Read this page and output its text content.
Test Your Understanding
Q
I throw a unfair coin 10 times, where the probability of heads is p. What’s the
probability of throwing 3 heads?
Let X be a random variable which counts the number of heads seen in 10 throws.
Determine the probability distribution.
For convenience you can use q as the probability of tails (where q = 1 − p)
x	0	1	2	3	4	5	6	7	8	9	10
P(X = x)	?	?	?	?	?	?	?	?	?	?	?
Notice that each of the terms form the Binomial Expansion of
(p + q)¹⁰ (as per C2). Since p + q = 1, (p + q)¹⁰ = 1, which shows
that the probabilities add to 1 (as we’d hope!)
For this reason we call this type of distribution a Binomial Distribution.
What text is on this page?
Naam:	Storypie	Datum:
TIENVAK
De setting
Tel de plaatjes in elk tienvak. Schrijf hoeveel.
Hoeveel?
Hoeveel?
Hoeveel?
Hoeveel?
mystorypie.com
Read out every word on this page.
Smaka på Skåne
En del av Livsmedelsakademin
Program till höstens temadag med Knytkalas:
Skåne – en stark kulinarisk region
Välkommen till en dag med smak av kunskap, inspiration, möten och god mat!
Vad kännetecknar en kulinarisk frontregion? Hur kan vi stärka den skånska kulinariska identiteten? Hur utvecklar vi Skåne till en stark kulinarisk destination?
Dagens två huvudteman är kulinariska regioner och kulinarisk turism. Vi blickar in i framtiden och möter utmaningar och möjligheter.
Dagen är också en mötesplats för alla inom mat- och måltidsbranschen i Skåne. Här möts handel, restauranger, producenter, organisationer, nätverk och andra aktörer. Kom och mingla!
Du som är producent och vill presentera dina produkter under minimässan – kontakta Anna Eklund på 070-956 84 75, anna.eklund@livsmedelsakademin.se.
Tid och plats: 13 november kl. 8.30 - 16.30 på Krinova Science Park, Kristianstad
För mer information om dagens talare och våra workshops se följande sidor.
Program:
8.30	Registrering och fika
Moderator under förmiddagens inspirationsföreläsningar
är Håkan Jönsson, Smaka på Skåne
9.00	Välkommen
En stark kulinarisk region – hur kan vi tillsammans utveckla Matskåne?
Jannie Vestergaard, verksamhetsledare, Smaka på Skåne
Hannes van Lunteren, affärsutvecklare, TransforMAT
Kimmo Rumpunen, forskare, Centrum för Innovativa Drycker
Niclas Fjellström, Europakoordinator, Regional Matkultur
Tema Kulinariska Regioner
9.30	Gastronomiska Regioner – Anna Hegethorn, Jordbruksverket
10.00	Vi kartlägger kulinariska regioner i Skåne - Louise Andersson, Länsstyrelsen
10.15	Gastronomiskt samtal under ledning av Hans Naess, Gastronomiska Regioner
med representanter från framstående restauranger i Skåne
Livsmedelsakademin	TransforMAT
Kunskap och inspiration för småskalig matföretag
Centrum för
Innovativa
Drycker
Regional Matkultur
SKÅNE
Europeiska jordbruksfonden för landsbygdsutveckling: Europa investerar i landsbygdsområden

• _Work required_
Repeat every entry exactly as written above.

• _Exercise result_
Read this page and output its text content.
Test Your Understanding
Q
I throw a unfair coin 10 times, where the probability of heads is p. What’s the
probability of throwing 3 heads?
Let X be a random variable which counts the number of heads seen in 10 throws.
Determine the probability distribution.
For convenience you can use q as the probability of tails (where q = 1 − p)
x	0	1	2	3	4	5	6	7	8	9	10
P(X = x)	?	?	?	?	?	?	?	?	?	?	?
Notice that each of the terms form the Binomial Expansion of
(p + q)¹⁰ (as per C2). Since p + q = 1, (p + q)¹⁰ = 1, which shows
that the probabilities add to 1 (as we’d hope!)
For this reason we call this type of distribution a Binomial Distribution.
What text is on this page?
Naam:	Storypie	Datum:
TIENVAK
De setting
Tel de plaatjes in elk tienvak. Schrijf hoeveel.
Hoeveel?
Hoeveel?
Hoeveel?
Hoeveel?
mystorypie.com
Read out every word on this page.
Smaka på Skåne
En del av Livsmedelsakademin
Program till höstens temadag med Knytkalas:
Skåne – en stark kulinarisk region
Välkommen till en dag med smak av kunskap, inspiration, möten och god mat!
Vad kännetecknar en kulinarisk frontregion? Hur kan vi stärka den skånska kulinariska identiteten? Hur utvecklar vi Skåne till en stark kulinarisk destination?
Dagens två huvudteman är kulinariska regioner och kulinarisk turism. Vi blickar in i framtiden och möter utmaningar och möjligheter.
Dagen är också en mötesplats för alla inom mat- och måltidsbranschen i Skåne. Här möts handel, restauranger, producenter, organisationer, nätverk och andra aktörer. Kom och mingla!
Du som är producent och vill presentera dina produkter under minimässan – kontakta Anna Eklund på 070-956 84 75, anna.eklund@livsmedelsakademin.se.
Tid och plats: 13 november kl. 8.30 - 16.30 på Krinova Science Park, Kristianstad
För mer information om dagens talare och våra workshops se följande sidor.
Program:
8.30	Registrering och fika
Moderator under förmiddagens inspirationsföreläsningar
är Håkan Jönsson, Smaka på Skåne
9.00	Välkommen
En stark kulinarisk region – hur kan vi tillsammans utveckla Matskåne?
Jannie Vestergaard, verksamhetsledare, Smaka på Skåne
Hannes van Lunteren, affärsutvecklare, TransforMAT
Kimmo Rumpunen, forskare, Centrum för Innovativa Drycker
Niclas Fjellström, Europakoordinator, Regional Matkultur
Tema Kulinariska Regioner
9.30	Gastronomiska Regioner – Anna Hegethorn, Jordbruksverket
10.00	Vi kartlägger kulinariska regioner i Skåne - Louise Andersson, Länsstyrelsen
10.15	Gastronomiskt samtal under ledning av Hans Naess, Gastronomiska Regioner
med representanter från framstående restauranger i Skåne
Livsmedelsakademin	TransforMAT
Kunskap och inspiration för småskalig matföretag
Centrum för
Innovativa
Drycker
Regional Matkultur
SKÅNE
Europeiska jordbruksfonden för landsbygdsutveckling: Europa investerar i landsbygdsområden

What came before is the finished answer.